Task to carry out » Identify the line that contains "Enumerate this screenshot's" in the material. Output it and every line after it, unchanged, through the end.

Extracted records »
********************
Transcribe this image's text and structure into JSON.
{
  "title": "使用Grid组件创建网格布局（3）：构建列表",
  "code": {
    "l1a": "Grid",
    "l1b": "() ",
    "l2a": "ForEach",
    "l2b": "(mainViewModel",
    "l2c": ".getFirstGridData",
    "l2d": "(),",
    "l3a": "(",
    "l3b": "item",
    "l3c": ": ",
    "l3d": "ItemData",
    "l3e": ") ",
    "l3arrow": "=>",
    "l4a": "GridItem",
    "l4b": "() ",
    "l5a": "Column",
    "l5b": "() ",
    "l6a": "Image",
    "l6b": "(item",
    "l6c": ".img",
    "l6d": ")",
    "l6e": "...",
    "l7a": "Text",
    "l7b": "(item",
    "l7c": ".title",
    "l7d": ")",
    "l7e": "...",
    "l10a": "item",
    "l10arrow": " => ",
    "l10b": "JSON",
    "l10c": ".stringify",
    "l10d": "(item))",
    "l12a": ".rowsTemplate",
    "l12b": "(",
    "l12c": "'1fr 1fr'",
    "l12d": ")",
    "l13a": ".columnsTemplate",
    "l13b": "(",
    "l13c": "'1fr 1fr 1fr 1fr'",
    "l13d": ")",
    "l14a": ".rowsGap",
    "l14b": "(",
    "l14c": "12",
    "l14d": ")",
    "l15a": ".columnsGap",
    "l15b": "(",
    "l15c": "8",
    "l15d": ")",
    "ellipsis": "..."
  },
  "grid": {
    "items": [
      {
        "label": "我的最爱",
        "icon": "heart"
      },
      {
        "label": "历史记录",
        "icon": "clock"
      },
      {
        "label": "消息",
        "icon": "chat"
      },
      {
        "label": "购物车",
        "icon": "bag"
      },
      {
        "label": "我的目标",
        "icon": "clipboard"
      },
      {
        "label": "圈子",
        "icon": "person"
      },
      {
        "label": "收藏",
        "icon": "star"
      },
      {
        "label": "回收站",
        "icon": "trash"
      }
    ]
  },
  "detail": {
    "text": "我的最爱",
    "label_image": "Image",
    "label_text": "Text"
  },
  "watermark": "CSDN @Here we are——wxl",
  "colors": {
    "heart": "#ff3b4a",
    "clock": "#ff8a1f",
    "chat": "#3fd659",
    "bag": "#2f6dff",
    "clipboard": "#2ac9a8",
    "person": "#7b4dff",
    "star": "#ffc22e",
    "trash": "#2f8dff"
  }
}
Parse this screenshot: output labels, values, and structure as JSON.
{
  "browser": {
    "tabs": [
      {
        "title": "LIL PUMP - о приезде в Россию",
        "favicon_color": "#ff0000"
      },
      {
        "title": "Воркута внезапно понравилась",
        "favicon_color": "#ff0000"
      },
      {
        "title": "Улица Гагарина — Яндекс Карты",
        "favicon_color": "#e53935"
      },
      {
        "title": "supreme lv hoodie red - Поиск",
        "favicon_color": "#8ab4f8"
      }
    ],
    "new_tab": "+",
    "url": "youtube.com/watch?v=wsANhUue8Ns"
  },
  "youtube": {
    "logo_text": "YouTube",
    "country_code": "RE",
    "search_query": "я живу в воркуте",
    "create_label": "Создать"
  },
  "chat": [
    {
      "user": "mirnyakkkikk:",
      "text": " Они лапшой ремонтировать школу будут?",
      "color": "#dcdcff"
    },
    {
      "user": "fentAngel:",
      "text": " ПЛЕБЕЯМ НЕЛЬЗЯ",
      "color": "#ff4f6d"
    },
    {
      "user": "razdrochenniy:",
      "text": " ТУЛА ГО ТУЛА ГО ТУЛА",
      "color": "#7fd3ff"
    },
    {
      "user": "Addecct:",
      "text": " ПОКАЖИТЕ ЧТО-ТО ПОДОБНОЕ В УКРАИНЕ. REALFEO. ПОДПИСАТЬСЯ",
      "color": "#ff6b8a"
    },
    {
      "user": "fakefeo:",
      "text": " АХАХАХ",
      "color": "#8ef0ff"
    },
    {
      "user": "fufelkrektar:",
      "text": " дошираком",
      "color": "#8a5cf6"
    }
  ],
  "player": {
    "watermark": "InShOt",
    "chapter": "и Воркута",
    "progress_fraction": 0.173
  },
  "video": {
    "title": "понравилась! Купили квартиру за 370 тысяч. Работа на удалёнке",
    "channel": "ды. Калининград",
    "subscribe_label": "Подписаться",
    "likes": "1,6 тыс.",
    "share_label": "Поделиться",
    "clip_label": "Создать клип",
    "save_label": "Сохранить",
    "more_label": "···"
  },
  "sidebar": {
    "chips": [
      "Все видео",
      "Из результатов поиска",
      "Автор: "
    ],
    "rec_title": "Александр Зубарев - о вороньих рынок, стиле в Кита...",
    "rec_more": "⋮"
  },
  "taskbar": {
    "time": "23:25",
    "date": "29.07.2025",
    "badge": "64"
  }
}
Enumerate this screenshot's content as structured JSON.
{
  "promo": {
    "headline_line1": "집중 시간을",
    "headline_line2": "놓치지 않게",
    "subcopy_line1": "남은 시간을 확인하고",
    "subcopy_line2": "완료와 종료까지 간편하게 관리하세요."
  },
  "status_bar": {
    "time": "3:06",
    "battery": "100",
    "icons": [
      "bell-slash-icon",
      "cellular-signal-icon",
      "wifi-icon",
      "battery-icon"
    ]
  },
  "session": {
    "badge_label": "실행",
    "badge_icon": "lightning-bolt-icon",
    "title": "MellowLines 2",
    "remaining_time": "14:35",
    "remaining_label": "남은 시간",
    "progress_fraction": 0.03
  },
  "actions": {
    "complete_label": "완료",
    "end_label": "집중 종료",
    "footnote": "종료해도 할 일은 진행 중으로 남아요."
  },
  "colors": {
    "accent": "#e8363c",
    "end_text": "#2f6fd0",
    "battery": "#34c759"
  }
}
********************
Reply to the task »
Enumerate this screenshot's content as structured JSON.
{
  "promo": {
    "headline_line1": "집중 시간을",
    "headline_line2": "놓치지 않게",
    "subcopy_line1": "남은 시간을 확인하고",
    "subcopy_line2": "완료와 종료까지 간편하게 관리하세요."
  },
  "status_bar": {
    "time": "3:06",
    "battery": "100",
    "icons": [
      "bell-slash-icon",
      "cellular-signal-icon",
      "wifi-icon",
      "battery-icon"
    ]
  },
  "session": {
    "badge_label": "실행",
    "badge_icon": "lightning-bolt-icon",
    "title": "MellowLines 2",
    "remaining_time": "14:35",
    "remaining_label": "남은 시간",
    "progress_fraction": 0.03
  },
  "actions": {
    "complete_label": "완료",
    "end_label": "집중 종료",
    "footnote": "종료해도 할 일은 진행 중으로 남아요."
  },
  "colors": {
    "accent": "#e8363c",
    "end_text": "#2f6fd0",
    "battery": "#34c759"
  }
}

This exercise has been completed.